Exercise brief:
Copy the data below exactly.

(Stored entries)

※

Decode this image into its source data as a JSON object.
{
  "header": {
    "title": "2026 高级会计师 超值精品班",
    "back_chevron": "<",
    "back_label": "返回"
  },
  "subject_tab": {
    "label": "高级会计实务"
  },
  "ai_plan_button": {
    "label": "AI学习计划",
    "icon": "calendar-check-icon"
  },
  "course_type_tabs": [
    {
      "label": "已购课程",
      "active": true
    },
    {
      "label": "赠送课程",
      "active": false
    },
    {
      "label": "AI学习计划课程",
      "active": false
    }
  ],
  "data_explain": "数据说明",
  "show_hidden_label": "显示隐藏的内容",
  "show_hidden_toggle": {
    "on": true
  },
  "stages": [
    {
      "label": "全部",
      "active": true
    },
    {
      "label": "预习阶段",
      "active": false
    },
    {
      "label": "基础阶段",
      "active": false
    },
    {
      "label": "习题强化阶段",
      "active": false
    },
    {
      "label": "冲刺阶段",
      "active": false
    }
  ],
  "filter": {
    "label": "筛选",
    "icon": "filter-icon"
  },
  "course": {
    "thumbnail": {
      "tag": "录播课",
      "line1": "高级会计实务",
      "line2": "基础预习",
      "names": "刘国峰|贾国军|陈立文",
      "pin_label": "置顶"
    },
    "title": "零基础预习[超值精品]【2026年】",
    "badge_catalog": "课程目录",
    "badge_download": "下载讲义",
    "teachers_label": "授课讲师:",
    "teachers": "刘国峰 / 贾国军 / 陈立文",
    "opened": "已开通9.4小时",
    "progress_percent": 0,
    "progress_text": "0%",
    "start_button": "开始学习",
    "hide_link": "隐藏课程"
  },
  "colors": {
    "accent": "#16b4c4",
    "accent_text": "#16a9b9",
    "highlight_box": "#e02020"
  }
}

※

Task result:
Decode this image into its source data as a JSON object.
{
  "header": {
    "title": "2026 高级会计师 超值精品班",
    "back_chevron": "<",
    "back_label": "返回"
  },
  "subject_tab": {
    "label": "高级会计实务"
  },
  "ai_plan_button": {
    "label": "AI学习计划",
    "icon": "calendar-check-icon"
  },
  "course_type_tabs": [
    {
      "label": "已购课程",
      "active": true
    },
    {
      "label": "赠送课程",
      "active": false
    },
    {
      "label": "AI学习计划课程",
      "active": false
    }
  ],
  "data_explain": "数据说明",
  "show_hidden_label": "显示隐藏的内容",
  "show_hidden_toggle": {
    "on": true
  },
  "stages": [
    {
      "label": "全部",
      "active": true
    },
    {
      "label": "预习阶段",
      "active": false
    },
    {
      "label": "基础阶段",
      "active": false
    },
    {
      "label": "习题强化阶段",
      "active": false
    },
    {
      "label": "冲刺阶段",
      "active": false
    }
  ],
  "filter": {
    "label": "筛选",
    "icon": "filter-icon"
  },
  "course": {
    "thumbnail": {
      "tag": "录播课",
      "line1": "高级会计实务",
      "line2": "基础预习",
      "names": "刘国峰|贾国军|陈立文",
      "pin_label": "置顶"
    },
    "title": "零基础预习[超值精品]【2026年】",
    "badge_catalog": "课程目录",
    "badge_download": "下载讲义",
    "teachers_label": "授课讲师:",
    "teachers": "刘国峰 / 贾国军 / 陈立文",
    "opened": "已开通9.4小时",
    "progress_percent": 0,
    "progress_text": "0%",
    "start_button": "开始学习",
    "hide_link": "隐藏课程"
  },
  "colors": {
    "accent": "#16b4c4",
    "accent_text": "#16a9b9",
    "highlight_box": "#e02020"
  }
}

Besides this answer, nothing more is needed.